— DIRECTIONS —
Scan the entries below. List each line with "text".

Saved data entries

···

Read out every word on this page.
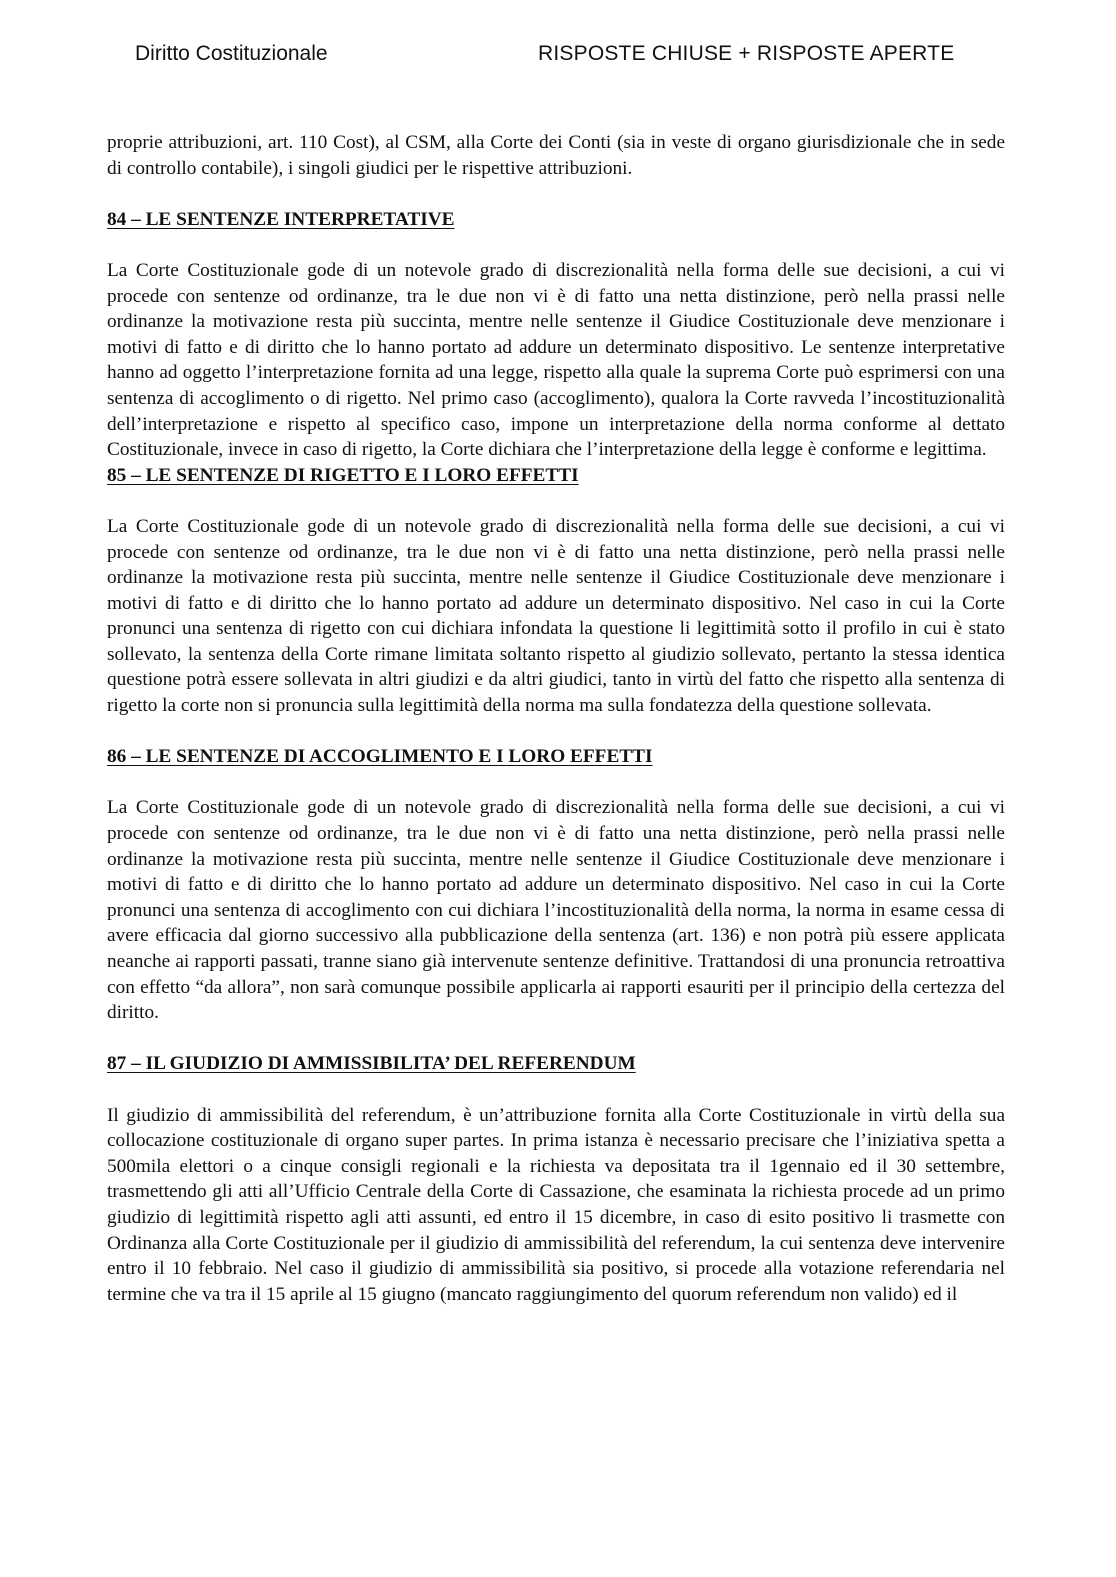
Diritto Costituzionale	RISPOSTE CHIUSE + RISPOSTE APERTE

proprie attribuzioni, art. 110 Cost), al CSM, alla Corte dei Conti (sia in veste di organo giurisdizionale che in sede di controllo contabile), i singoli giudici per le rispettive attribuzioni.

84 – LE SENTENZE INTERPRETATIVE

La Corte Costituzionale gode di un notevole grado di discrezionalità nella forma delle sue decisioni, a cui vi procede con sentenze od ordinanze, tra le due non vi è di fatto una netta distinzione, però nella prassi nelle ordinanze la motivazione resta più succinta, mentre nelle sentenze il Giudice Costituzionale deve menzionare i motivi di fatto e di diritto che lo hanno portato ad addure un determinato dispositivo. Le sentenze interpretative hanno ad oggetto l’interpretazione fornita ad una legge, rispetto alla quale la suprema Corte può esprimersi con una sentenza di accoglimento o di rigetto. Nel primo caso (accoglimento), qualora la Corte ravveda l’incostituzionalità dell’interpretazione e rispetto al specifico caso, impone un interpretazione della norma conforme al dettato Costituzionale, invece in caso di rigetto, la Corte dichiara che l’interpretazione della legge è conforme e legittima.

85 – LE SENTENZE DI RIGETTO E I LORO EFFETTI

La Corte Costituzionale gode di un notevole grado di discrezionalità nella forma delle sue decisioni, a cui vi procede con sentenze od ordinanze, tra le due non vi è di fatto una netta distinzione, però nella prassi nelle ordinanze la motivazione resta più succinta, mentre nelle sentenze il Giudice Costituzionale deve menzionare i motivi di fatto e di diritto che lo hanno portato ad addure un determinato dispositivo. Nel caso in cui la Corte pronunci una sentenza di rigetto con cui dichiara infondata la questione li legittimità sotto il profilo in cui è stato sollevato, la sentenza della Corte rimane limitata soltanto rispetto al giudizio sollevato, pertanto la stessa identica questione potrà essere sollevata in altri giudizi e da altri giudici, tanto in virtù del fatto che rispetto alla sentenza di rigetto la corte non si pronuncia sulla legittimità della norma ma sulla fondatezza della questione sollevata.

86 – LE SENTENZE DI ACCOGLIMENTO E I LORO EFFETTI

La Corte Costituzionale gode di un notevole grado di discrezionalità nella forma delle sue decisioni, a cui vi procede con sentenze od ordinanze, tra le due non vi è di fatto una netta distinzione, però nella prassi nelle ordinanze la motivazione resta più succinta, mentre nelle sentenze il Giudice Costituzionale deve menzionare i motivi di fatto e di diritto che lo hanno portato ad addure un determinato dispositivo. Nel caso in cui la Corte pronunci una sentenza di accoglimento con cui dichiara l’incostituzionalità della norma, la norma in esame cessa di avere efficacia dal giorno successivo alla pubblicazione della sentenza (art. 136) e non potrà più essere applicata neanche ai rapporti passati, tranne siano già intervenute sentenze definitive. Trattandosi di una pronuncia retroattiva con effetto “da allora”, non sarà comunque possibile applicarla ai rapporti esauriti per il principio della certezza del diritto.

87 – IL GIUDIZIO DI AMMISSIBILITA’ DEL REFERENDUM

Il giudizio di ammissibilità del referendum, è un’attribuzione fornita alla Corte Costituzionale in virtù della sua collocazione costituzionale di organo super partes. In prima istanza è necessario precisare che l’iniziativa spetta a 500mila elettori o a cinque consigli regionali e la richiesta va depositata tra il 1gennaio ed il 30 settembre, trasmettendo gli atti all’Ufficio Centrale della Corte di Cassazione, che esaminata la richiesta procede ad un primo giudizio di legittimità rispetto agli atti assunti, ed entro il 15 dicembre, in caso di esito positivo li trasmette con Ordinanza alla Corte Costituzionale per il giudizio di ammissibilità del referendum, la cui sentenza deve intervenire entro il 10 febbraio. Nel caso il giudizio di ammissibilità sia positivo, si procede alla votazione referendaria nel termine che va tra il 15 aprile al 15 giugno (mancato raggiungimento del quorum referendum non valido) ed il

···

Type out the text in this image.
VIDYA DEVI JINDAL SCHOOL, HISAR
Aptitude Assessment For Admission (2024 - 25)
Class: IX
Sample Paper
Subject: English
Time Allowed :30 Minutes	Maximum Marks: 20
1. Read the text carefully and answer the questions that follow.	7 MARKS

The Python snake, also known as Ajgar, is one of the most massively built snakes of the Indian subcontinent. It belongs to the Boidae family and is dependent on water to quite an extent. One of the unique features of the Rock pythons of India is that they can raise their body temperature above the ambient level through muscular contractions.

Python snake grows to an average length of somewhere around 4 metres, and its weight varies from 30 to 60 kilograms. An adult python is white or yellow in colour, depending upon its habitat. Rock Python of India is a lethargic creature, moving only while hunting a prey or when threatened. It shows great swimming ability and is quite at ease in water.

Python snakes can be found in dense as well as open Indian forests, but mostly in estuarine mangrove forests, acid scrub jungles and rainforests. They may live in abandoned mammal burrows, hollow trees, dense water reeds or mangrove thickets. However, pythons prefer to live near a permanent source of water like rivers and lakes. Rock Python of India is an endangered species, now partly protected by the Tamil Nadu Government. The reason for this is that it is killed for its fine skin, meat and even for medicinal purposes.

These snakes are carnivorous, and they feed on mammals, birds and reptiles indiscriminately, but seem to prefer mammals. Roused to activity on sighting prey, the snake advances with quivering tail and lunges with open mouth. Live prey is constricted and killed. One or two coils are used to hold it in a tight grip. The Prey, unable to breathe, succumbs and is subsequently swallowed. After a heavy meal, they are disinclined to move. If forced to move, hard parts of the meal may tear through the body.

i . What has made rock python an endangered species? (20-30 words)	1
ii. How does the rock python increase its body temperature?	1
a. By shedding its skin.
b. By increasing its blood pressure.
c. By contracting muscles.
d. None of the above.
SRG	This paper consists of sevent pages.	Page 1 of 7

···

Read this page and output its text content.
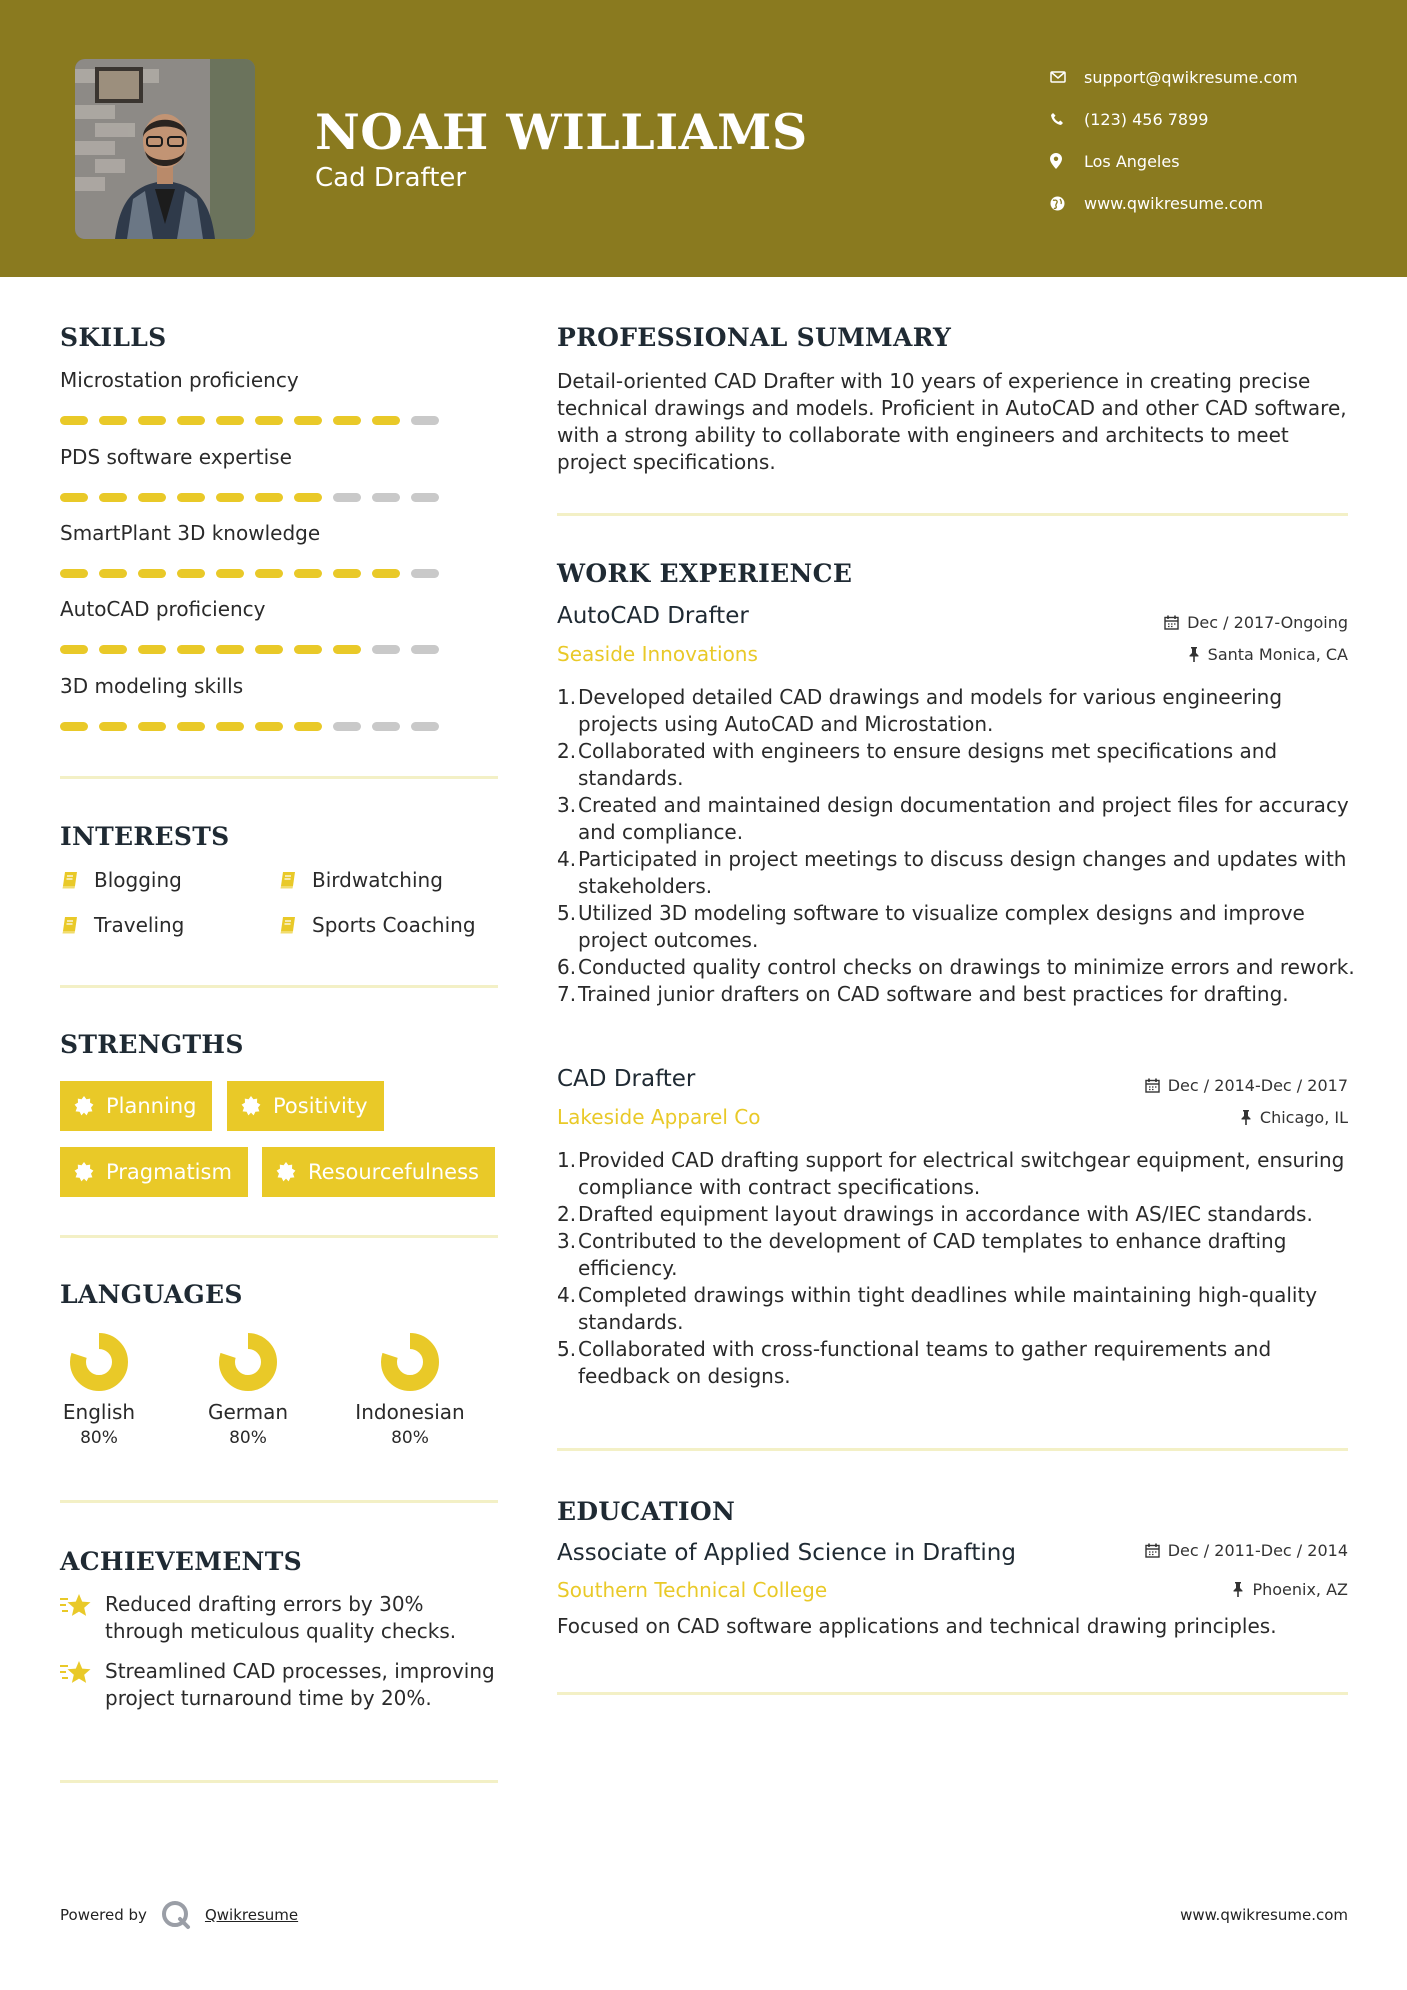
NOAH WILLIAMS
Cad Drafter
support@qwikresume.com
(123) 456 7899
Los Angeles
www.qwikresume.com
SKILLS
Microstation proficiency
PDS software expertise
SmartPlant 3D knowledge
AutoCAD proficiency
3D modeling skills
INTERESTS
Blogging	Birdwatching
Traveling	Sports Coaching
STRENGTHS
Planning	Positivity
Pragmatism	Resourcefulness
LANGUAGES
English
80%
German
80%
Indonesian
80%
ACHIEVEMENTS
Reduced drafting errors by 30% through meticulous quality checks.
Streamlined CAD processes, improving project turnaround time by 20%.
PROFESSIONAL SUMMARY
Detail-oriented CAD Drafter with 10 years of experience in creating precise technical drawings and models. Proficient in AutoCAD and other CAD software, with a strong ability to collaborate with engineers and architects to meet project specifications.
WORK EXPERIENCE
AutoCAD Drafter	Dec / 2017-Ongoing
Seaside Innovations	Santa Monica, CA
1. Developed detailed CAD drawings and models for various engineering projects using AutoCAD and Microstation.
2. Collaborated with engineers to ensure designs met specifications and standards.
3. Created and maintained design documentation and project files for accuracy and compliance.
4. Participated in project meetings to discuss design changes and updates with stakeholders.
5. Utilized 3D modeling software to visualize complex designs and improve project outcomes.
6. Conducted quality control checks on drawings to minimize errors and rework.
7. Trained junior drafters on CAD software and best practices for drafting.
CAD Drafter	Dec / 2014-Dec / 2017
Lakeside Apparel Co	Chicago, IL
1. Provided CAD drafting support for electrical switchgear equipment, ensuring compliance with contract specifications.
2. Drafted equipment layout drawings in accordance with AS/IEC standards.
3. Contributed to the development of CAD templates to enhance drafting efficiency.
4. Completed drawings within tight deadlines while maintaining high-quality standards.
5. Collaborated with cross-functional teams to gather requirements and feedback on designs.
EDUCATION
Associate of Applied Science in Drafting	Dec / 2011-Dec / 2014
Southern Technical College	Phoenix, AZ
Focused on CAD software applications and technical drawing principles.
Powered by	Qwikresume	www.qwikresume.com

···

— SOLUTION TO THE EXERCISE —
Type out the text in this image.
1. Read the text carefully and answer the questions that follow.	7 MARKS
Read this page and output its text content.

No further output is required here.